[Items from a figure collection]
════════
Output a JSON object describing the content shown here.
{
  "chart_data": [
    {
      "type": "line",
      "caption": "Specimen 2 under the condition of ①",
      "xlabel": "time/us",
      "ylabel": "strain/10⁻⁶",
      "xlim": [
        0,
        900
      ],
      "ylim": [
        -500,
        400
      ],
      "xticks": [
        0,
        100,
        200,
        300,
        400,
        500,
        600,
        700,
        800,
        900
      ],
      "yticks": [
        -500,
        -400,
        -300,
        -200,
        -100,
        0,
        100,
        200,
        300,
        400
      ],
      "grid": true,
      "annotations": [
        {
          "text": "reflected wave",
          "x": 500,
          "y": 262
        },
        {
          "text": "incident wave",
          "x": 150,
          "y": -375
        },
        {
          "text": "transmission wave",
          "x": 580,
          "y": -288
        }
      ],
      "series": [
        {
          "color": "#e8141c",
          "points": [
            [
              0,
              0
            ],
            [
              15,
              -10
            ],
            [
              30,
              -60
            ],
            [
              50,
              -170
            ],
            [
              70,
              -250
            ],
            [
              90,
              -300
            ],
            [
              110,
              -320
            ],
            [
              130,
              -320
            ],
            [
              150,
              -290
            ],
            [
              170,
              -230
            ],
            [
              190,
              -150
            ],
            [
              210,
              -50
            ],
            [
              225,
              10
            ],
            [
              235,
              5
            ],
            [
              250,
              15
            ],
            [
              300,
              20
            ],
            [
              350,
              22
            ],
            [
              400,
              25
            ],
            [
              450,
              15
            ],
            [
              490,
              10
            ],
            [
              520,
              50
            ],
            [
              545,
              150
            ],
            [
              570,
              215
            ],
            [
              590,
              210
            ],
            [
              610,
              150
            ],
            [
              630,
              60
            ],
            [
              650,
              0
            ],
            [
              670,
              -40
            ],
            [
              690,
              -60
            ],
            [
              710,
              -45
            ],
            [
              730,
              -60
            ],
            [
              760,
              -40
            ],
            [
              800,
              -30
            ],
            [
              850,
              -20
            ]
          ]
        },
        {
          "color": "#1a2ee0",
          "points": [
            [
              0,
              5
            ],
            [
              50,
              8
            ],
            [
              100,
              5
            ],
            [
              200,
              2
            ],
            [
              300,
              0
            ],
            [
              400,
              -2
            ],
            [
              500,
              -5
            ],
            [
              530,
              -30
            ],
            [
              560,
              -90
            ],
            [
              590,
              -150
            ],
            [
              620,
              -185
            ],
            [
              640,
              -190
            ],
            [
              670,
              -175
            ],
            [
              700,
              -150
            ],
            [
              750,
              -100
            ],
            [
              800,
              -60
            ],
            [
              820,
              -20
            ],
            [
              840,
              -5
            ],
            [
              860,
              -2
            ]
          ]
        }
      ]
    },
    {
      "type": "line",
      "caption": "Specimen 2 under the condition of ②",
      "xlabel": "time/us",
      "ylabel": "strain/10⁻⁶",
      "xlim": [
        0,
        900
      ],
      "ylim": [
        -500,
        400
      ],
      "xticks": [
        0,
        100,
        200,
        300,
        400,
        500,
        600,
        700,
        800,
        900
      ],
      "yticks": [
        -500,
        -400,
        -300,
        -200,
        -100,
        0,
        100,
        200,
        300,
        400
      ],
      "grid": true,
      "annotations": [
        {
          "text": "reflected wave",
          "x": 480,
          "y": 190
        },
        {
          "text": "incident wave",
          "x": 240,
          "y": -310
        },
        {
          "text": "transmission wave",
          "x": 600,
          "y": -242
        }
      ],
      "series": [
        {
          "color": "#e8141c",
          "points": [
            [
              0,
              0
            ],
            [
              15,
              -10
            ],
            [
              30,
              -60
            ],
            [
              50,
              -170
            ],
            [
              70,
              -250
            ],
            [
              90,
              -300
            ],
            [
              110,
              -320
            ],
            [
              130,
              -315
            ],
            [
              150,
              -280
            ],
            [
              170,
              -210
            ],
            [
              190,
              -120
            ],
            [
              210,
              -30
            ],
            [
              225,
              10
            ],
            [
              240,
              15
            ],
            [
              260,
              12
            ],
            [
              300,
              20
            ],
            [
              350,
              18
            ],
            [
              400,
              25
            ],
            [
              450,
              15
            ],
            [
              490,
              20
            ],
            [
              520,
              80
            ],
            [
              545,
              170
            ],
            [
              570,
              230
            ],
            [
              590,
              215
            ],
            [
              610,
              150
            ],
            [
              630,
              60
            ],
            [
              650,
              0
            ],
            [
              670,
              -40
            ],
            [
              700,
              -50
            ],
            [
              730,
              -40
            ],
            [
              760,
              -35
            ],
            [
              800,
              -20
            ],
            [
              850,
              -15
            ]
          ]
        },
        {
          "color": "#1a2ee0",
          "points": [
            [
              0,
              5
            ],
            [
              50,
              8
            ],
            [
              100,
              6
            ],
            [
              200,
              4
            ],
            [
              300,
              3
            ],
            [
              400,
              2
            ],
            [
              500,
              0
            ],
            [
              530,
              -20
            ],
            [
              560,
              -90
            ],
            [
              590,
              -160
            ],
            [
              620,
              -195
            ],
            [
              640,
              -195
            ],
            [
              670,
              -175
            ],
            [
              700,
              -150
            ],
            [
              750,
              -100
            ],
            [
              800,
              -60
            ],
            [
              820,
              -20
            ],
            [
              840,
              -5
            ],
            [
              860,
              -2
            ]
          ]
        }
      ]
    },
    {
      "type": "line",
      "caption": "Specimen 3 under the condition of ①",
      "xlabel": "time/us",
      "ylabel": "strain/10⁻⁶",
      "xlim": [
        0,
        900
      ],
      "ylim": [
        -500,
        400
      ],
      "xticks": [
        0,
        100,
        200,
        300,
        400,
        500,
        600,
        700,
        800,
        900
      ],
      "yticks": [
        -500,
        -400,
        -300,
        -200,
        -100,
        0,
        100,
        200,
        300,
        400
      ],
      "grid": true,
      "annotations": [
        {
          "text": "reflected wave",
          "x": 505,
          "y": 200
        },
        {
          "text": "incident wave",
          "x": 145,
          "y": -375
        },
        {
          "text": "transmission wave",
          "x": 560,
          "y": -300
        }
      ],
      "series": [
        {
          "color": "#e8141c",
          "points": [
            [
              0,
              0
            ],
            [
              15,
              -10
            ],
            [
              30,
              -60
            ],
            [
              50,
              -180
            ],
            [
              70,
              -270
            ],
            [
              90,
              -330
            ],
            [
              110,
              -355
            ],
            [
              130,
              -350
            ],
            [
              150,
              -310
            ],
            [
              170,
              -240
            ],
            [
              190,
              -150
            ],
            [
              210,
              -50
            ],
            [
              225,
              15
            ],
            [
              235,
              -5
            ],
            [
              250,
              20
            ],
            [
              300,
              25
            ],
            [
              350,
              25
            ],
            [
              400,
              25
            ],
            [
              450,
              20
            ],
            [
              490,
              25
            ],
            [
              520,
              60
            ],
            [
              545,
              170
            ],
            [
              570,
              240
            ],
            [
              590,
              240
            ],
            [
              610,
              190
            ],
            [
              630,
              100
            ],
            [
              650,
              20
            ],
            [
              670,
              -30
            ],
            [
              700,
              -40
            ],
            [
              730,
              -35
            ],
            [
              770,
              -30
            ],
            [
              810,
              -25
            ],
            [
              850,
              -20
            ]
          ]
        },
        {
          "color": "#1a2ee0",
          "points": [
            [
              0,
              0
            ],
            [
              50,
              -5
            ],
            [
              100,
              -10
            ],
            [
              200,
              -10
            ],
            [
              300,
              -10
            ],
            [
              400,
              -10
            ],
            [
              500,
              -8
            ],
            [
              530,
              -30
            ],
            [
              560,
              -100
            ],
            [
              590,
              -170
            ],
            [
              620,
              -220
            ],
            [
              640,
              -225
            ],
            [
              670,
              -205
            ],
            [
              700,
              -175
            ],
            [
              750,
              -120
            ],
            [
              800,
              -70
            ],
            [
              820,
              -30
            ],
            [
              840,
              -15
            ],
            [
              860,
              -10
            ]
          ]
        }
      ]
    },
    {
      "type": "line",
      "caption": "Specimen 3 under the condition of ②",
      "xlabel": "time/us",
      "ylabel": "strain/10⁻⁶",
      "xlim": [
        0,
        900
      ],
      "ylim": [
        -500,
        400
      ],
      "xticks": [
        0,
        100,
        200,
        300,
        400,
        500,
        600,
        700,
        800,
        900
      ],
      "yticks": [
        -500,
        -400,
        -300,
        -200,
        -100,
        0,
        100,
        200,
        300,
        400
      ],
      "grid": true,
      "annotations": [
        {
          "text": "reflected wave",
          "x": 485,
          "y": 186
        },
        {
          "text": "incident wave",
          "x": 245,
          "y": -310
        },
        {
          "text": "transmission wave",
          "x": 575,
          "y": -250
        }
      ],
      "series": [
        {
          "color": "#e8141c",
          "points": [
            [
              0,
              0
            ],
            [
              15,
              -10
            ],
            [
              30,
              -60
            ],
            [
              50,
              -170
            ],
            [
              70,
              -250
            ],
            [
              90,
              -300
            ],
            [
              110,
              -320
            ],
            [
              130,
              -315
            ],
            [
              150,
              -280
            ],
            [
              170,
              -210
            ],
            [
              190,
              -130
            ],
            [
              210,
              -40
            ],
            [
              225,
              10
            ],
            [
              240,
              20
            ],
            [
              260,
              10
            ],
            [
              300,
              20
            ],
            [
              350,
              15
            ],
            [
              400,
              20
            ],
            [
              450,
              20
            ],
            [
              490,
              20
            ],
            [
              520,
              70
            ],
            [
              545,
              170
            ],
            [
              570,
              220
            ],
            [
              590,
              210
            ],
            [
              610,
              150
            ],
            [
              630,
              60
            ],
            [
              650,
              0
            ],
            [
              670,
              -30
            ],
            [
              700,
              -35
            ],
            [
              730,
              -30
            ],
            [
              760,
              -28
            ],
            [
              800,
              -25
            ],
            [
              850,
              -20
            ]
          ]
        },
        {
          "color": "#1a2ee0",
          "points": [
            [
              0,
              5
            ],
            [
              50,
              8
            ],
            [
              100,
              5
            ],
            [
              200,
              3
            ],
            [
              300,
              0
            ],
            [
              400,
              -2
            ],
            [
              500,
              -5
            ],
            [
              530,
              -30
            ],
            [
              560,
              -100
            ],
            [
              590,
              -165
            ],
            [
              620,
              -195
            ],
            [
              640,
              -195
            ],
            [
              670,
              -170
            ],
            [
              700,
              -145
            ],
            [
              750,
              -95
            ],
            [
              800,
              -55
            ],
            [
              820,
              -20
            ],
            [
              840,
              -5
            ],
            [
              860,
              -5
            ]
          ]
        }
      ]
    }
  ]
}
════════
### Stated goal
From the listing above, pick out each line where the word "Specimen" appears.

### Exercise answer
      "caption": "Specimen 2 under the condition of ①",
      "caption": "Specimen 2 under the condition of ②",
      "caption": "Specimen 3 under the condition of ①",
      "caption": "Specimen 3 under the condition of ②",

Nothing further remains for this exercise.